START

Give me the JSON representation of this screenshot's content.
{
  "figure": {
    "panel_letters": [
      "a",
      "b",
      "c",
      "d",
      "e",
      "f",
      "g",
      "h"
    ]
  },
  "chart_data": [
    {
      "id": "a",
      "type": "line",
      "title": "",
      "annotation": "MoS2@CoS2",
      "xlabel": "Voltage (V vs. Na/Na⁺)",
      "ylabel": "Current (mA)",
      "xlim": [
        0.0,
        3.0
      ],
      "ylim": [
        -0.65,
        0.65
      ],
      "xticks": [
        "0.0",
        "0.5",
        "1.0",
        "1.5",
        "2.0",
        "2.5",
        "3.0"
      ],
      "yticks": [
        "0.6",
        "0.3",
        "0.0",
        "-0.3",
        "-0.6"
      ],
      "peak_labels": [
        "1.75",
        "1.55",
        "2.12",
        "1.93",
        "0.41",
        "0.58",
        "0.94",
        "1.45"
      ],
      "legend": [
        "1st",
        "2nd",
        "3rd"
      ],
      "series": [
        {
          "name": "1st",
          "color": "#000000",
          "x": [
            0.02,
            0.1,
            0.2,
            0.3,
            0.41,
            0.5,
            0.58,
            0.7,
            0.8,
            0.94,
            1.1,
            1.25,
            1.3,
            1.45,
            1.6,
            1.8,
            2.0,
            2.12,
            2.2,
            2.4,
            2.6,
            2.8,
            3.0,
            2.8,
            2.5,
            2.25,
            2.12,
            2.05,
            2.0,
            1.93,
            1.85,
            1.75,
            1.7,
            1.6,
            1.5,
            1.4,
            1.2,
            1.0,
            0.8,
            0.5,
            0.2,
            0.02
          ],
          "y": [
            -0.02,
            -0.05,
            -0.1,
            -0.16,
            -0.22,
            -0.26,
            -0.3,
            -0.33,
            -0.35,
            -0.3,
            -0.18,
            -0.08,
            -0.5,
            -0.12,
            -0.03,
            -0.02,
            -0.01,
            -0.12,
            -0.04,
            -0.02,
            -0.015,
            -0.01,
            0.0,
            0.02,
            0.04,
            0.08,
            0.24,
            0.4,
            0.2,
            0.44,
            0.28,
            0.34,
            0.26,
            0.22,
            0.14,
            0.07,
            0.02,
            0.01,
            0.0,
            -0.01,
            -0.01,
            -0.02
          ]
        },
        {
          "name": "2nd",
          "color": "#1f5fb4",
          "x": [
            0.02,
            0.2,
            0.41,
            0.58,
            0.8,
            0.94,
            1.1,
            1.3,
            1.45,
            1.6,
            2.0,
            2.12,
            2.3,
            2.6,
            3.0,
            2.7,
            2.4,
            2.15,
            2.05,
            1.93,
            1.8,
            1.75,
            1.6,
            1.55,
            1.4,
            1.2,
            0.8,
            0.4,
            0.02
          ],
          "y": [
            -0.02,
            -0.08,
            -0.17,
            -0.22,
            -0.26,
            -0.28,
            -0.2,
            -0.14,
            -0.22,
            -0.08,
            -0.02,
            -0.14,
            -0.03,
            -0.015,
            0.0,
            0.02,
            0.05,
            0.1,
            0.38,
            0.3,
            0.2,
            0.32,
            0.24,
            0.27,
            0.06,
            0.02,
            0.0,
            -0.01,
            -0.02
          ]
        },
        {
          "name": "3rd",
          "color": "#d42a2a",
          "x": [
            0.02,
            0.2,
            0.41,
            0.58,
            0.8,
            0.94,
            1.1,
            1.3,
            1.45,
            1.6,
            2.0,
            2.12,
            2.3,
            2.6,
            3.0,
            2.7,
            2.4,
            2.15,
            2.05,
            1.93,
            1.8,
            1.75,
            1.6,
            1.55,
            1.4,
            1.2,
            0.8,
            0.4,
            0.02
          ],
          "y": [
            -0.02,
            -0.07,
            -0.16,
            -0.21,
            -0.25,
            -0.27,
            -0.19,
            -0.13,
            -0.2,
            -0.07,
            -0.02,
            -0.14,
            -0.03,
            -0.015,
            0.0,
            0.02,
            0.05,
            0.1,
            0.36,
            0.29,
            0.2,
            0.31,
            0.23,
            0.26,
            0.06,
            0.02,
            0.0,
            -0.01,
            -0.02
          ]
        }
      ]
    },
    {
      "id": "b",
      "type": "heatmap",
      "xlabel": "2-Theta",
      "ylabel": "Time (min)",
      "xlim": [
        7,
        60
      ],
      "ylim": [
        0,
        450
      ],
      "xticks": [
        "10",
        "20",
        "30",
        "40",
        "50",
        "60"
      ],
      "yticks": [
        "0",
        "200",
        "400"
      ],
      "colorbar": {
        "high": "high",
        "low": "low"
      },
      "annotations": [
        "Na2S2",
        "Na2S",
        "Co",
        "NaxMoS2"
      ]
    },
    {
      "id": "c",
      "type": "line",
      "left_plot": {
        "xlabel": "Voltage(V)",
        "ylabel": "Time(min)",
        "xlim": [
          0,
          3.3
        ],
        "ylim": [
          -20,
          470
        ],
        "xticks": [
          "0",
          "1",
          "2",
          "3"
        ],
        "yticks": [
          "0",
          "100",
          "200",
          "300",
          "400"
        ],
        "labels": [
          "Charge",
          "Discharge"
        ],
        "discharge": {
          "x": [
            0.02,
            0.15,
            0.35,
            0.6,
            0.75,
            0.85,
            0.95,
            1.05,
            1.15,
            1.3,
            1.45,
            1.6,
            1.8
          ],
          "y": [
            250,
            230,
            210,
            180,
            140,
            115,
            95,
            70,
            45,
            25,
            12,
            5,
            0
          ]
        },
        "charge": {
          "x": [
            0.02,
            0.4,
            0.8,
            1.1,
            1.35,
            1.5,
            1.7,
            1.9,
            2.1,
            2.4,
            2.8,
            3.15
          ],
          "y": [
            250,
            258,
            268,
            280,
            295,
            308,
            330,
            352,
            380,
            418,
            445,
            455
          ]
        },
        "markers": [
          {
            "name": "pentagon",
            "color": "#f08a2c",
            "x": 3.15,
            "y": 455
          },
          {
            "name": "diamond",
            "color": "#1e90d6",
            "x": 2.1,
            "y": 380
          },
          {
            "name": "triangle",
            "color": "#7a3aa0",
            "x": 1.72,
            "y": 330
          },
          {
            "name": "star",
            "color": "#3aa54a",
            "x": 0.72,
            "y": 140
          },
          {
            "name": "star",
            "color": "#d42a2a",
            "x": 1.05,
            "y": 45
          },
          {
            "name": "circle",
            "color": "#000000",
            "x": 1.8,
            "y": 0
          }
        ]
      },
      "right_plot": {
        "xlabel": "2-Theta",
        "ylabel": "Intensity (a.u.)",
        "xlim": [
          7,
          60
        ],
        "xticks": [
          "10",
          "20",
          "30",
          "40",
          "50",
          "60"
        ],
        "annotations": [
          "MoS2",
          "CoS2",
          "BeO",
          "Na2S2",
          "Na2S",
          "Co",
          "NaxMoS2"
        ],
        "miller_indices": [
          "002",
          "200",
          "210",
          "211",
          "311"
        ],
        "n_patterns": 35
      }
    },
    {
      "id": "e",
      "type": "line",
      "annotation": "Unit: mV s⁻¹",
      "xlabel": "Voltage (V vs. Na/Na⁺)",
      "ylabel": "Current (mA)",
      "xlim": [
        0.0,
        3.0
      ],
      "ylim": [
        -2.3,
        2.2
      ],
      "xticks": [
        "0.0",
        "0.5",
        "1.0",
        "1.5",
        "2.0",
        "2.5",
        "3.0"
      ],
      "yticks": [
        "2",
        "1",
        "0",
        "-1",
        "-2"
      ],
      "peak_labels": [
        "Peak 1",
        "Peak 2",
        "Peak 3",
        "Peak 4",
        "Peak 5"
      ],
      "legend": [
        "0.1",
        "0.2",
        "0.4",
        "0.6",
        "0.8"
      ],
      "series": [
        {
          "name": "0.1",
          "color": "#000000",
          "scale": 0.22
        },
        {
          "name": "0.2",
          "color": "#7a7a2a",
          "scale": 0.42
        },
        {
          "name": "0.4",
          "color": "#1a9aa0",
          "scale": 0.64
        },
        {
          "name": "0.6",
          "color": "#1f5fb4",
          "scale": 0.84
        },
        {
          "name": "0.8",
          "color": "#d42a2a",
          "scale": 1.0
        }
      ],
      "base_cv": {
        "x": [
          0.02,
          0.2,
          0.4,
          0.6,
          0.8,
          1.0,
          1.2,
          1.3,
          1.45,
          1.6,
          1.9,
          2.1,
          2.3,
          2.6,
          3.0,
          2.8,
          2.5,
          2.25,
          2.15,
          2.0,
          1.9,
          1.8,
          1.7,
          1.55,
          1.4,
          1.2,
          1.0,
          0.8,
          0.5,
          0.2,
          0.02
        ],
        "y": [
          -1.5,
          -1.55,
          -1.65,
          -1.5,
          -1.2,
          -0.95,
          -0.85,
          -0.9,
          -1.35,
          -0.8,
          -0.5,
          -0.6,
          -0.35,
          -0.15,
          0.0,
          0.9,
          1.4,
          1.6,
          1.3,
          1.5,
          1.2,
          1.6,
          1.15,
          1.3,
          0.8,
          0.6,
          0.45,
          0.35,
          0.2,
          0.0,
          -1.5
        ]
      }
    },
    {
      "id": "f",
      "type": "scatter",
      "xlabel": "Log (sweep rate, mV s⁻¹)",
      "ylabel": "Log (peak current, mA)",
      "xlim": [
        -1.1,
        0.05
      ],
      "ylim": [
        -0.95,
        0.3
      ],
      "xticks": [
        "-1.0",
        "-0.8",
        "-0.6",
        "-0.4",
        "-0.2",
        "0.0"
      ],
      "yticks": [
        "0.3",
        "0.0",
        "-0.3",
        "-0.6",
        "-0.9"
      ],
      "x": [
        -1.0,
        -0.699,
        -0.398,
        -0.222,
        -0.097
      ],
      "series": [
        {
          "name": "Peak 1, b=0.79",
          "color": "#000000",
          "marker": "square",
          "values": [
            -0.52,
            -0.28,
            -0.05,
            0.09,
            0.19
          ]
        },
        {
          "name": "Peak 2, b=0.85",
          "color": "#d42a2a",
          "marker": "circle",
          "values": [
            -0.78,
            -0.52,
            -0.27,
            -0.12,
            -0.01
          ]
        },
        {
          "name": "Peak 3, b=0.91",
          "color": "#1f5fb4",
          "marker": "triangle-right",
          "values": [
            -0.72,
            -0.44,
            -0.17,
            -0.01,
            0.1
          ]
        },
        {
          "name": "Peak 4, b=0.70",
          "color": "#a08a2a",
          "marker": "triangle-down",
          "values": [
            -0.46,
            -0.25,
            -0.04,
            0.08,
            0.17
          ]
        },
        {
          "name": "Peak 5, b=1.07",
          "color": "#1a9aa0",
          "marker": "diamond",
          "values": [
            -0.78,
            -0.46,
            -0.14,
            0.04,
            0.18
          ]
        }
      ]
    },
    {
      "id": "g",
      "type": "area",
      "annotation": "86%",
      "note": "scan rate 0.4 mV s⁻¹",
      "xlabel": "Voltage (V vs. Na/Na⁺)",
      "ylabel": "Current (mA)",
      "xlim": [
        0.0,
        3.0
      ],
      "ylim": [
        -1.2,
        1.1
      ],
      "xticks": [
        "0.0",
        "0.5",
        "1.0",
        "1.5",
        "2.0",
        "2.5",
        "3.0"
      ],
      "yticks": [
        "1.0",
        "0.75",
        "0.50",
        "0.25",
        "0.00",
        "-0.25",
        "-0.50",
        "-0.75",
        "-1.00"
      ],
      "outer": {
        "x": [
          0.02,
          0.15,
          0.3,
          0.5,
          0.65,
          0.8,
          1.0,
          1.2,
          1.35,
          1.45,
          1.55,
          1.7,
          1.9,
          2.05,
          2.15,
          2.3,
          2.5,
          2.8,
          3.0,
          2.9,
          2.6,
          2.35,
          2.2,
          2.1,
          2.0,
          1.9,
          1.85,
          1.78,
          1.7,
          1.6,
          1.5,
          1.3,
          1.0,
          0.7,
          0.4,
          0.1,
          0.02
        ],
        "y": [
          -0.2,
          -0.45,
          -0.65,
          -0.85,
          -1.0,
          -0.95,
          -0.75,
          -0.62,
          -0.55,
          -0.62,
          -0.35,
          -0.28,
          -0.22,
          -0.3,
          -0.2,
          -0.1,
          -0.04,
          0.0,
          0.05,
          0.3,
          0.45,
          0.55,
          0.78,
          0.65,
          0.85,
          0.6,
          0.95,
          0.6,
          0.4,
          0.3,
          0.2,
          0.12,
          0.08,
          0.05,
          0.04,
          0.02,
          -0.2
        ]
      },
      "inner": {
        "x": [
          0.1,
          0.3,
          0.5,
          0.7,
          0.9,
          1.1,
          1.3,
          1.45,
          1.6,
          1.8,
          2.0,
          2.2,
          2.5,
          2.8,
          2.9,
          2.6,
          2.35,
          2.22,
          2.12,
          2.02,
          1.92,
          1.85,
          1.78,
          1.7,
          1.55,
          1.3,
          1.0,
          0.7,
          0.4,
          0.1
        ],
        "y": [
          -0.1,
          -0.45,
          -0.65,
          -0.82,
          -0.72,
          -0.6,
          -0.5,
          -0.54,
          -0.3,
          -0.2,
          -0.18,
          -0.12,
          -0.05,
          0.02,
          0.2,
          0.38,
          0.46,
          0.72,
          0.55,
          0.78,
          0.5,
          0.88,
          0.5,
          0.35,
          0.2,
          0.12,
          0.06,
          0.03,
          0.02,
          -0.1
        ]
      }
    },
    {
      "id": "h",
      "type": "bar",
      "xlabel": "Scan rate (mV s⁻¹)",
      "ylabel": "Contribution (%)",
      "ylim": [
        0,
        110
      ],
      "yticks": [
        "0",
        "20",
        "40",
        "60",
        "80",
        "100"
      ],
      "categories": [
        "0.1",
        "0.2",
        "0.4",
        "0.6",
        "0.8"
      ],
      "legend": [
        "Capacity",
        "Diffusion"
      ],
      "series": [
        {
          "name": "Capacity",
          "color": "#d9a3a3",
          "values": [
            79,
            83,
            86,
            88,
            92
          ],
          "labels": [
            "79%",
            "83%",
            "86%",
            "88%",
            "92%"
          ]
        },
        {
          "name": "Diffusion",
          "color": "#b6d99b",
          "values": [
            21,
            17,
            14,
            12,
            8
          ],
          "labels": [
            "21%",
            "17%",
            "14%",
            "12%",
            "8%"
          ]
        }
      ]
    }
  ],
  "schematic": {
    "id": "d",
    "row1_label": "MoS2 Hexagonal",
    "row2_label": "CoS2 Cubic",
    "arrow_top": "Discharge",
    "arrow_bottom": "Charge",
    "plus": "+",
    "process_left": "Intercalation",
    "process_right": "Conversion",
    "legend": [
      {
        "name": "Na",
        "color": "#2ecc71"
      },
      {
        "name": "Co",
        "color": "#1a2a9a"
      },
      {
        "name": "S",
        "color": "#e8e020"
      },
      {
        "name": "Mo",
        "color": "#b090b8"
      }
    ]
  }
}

END

TASK DETAILS :: Copy each line holding the word "rate" from the listing above.

THE OUTPUT ::
      "xlabel": "Log (sweep rate, mV s⁻¹)",
      "note": "scan rate 0.4 mV s⁻¹",
      "xlabel": "Scan rate (mV s⁻¹)",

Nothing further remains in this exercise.